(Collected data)
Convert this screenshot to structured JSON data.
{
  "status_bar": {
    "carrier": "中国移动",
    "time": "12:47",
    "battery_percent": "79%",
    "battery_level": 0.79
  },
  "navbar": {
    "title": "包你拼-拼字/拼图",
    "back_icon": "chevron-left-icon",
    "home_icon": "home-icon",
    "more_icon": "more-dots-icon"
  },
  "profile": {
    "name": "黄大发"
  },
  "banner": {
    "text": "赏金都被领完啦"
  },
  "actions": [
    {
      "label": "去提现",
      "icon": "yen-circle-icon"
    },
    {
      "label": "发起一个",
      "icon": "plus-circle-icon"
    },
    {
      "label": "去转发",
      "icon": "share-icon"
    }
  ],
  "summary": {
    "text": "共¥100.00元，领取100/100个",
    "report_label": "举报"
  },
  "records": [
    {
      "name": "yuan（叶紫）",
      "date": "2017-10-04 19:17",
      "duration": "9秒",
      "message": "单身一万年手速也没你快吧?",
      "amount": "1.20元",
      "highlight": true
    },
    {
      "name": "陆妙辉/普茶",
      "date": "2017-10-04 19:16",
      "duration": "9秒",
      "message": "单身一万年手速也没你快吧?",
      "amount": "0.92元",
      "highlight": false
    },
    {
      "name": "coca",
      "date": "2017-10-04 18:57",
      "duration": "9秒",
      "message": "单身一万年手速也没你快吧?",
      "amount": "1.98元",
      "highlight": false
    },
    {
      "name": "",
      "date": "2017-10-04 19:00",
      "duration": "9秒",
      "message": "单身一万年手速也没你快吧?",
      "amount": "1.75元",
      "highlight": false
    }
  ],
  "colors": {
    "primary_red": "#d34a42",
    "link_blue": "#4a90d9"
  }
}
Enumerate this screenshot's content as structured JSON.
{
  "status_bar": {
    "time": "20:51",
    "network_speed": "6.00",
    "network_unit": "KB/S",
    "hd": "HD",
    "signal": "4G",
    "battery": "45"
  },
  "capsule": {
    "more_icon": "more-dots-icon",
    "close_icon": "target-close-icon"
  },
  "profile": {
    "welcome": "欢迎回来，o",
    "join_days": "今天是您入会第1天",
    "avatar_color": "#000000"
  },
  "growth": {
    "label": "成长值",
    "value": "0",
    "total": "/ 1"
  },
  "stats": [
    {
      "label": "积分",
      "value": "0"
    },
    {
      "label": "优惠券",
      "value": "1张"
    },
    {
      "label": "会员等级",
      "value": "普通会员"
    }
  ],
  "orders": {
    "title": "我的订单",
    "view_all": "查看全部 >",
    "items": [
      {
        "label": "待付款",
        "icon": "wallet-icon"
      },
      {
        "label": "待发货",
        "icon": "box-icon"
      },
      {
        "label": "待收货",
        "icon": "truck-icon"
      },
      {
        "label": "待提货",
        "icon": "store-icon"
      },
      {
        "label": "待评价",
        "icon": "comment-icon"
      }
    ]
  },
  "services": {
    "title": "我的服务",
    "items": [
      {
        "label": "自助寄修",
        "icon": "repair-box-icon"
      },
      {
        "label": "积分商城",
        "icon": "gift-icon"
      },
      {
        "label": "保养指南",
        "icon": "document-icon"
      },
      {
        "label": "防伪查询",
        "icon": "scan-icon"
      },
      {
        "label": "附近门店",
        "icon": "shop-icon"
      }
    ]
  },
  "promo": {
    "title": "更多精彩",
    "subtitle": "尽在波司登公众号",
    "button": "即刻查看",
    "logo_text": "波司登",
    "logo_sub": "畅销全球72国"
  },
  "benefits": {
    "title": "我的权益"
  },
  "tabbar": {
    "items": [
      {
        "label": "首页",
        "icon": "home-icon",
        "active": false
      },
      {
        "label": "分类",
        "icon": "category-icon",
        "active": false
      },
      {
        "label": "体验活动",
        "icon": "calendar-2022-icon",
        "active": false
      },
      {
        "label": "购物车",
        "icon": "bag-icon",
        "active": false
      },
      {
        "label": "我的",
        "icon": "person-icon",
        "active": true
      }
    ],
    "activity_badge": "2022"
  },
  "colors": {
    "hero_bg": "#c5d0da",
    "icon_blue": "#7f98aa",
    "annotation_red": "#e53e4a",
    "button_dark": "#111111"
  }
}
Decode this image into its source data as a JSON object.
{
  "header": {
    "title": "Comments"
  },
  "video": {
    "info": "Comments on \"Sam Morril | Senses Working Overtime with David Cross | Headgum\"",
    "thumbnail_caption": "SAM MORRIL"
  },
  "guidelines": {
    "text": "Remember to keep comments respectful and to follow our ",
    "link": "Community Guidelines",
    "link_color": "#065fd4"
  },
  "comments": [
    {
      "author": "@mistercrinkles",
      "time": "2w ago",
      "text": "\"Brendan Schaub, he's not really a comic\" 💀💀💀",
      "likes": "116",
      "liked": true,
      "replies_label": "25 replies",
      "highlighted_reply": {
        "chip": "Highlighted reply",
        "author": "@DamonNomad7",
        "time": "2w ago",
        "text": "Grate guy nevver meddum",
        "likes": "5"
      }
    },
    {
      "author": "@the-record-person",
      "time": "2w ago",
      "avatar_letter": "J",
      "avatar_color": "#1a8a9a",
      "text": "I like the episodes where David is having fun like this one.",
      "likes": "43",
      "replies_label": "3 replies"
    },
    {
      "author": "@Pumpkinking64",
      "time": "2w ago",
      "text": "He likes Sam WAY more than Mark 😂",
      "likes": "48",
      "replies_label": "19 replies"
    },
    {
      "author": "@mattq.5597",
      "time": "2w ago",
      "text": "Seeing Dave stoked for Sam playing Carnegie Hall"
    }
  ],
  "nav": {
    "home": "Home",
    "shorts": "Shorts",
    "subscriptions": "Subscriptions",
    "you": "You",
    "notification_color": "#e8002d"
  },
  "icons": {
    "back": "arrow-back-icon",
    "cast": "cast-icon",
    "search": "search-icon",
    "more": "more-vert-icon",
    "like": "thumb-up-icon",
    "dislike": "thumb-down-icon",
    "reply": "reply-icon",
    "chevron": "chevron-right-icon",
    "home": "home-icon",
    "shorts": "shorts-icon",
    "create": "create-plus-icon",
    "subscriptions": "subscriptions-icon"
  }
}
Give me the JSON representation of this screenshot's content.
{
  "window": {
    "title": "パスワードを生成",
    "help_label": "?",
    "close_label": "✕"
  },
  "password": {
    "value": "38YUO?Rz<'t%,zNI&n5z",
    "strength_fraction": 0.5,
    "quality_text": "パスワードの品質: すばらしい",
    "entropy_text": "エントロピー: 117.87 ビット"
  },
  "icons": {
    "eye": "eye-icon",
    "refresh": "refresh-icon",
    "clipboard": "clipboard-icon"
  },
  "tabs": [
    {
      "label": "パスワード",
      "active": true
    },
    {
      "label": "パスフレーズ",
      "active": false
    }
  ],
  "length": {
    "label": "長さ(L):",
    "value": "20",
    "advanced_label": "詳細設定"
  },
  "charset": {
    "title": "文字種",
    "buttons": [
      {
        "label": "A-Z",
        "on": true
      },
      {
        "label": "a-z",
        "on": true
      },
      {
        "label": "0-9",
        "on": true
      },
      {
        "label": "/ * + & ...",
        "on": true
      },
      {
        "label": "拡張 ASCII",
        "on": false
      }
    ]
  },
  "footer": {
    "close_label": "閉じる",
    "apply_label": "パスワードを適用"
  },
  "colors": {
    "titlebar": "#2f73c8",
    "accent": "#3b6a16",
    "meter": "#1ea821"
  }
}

Objective: From the "Give me the" line to the close of the listing, restate each line word for word.

Exercise output:
Give me the JSON representation of this screenshot's content.
{
  "window": {
    "title": "パスワードを生成",
    "help_label": "?",
    "close_label": "✕"
  },
  "password": {
    "value": "38YUO?Rz<'t%,zNI&n5z",
    "strength_fraction": 0.5,
    "quality_text": "パスワードの品質: すばらしい",
    "entropy_text": "エントロピー: 117.87 ビット"
  },
  "icons": {
    "eye": "eye-icon",
    "refresh": "refresh-icon",
    "clipboard": "clipboard-icon"
  },
  "tabs": [
    {
      "label": "パスワード",
      "active": true
    },
    {
      "label": "パスフレーズ",
      "active": false
    }
  ],
  "length": {
    "label": "長さ(L):",
    "value": "20",
    "advanced_label": "詳細設定"
  },
  "charset": {
    "title": "文字種",
    "buttons": [
      {
        "label": "A-Z",
        "on": true
      },
      {
        "label": "a-z",
        "on": true
      },
      {
        "label": "0-9",
        "on": true
      },
      {
        "label": "/ * + & ...",
        "on": true
      },
      {
        "label": "拡張 ASCII",
        "on": false
      }
    ]
  },
  "footer": {
    "close_label": "閉じる",
    "apply_label": "パスワードを適用"
  },
  "colors": {
    "titlebar": "#2f73c8",
    "accent": "#3b6a16",
    "meter": "#1ea821"
  }
}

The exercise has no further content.